Given problem -> Copy every line that holds "detached".

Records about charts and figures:
:::::

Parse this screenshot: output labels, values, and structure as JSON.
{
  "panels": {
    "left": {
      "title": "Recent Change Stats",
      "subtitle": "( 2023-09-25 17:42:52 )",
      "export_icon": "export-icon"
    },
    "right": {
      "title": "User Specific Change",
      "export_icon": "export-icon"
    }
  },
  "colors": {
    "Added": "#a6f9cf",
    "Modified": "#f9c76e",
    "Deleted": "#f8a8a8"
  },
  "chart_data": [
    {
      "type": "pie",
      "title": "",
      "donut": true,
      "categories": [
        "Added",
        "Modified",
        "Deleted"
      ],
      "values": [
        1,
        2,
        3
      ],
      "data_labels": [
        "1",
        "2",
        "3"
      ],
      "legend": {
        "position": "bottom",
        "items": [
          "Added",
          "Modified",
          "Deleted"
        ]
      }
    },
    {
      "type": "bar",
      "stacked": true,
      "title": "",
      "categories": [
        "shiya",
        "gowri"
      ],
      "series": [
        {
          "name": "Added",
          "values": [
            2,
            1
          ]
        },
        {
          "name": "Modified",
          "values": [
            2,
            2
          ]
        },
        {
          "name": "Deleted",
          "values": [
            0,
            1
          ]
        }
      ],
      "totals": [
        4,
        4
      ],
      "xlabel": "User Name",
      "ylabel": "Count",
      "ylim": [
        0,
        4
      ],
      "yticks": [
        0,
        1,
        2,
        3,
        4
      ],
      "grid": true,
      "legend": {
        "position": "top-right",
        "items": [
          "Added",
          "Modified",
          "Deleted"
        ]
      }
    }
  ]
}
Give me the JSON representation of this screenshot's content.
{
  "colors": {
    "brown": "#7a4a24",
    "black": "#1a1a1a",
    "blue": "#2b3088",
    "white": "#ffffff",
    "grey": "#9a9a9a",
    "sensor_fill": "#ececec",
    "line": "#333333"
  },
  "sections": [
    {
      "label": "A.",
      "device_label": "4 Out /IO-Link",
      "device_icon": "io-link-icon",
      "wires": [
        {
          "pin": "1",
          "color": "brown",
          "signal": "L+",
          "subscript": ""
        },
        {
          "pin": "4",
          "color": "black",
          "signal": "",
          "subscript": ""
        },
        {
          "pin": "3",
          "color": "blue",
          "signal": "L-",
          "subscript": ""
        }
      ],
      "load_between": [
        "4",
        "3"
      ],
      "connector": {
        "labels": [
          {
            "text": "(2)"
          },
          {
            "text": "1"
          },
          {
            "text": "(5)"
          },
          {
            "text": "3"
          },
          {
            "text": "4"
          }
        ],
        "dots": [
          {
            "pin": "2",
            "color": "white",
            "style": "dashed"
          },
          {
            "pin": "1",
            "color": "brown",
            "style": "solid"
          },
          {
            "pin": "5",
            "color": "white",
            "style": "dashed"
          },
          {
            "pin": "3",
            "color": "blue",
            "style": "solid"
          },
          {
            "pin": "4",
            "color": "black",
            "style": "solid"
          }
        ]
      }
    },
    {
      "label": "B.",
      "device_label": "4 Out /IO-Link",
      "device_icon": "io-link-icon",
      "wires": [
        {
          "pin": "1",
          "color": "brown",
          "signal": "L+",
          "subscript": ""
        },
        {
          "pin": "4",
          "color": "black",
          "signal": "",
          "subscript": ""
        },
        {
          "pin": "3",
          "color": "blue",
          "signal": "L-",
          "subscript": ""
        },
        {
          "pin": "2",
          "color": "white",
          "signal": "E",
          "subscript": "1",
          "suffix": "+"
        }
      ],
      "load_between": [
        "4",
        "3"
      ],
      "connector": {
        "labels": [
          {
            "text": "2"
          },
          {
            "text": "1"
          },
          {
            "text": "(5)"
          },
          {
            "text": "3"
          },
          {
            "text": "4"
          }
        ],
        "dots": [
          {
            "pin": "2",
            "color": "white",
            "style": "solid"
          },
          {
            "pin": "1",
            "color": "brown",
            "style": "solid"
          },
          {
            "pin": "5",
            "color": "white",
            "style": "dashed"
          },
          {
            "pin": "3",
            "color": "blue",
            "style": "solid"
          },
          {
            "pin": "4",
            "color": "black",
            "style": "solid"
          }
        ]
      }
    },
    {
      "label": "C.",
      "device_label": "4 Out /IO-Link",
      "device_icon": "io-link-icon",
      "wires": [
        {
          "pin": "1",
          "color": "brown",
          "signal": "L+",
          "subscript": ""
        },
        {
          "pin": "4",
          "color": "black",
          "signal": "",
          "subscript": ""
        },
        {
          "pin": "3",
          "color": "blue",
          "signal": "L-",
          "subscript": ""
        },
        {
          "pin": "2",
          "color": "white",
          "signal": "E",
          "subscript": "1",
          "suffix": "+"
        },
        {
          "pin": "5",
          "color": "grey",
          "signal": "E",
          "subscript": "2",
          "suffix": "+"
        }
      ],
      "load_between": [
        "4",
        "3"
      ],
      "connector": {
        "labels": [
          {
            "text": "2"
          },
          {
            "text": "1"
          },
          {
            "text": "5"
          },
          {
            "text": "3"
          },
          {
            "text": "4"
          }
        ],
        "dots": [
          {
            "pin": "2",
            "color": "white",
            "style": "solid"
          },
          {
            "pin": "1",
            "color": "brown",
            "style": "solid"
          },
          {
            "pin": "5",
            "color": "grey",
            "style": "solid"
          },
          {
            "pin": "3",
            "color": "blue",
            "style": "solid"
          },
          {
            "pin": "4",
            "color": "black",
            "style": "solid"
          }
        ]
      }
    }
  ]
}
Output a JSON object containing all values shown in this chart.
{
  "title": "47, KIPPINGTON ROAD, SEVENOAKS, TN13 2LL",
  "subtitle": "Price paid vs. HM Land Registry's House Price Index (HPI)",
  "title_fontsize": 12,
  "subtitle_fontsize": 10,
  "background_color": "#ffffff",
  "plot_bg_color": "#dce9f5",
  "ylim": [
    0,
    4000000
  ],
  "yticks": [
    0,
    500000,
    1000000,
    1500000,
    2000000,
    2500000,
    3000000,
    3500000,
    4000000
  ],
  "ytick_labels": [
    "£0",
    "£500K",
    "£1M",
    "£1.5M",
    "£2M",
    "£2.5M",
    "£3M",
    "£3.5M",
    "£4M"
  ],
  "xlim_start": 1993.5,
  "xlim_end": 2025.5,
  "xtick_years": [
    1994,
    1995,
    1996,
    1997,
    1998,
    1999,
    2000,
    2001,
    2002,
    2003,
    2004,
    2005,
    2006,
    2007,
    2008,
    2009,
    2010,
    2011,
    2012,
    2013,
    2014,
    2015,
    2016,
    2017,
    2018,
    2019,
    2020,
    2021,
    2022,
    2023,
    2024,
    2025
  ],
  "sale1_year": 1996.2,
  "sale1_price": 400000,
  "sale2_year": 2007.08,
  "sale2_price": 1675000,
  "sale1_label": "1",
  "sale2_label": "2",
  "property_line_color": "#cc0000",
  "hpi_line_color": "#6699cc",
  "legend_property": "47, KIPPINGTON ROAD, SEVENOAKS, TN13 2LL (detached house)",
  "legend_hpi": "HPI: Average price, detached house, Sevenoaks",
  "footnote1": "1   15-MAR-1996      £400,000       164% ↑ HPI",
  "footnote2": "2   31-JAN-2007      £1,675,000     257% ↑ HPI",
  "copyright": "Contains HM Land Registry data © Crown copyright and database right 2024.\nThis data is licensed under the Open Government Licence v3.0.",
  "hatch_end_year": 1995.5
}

:::::

Answer ->
  "legend_property": "47, KIPPINGTON ROAD, SEVENOAKS, TN13 2LL (detached house)",
  "legend_hpi": "HPI: Average price, detached house, Sevenoaks",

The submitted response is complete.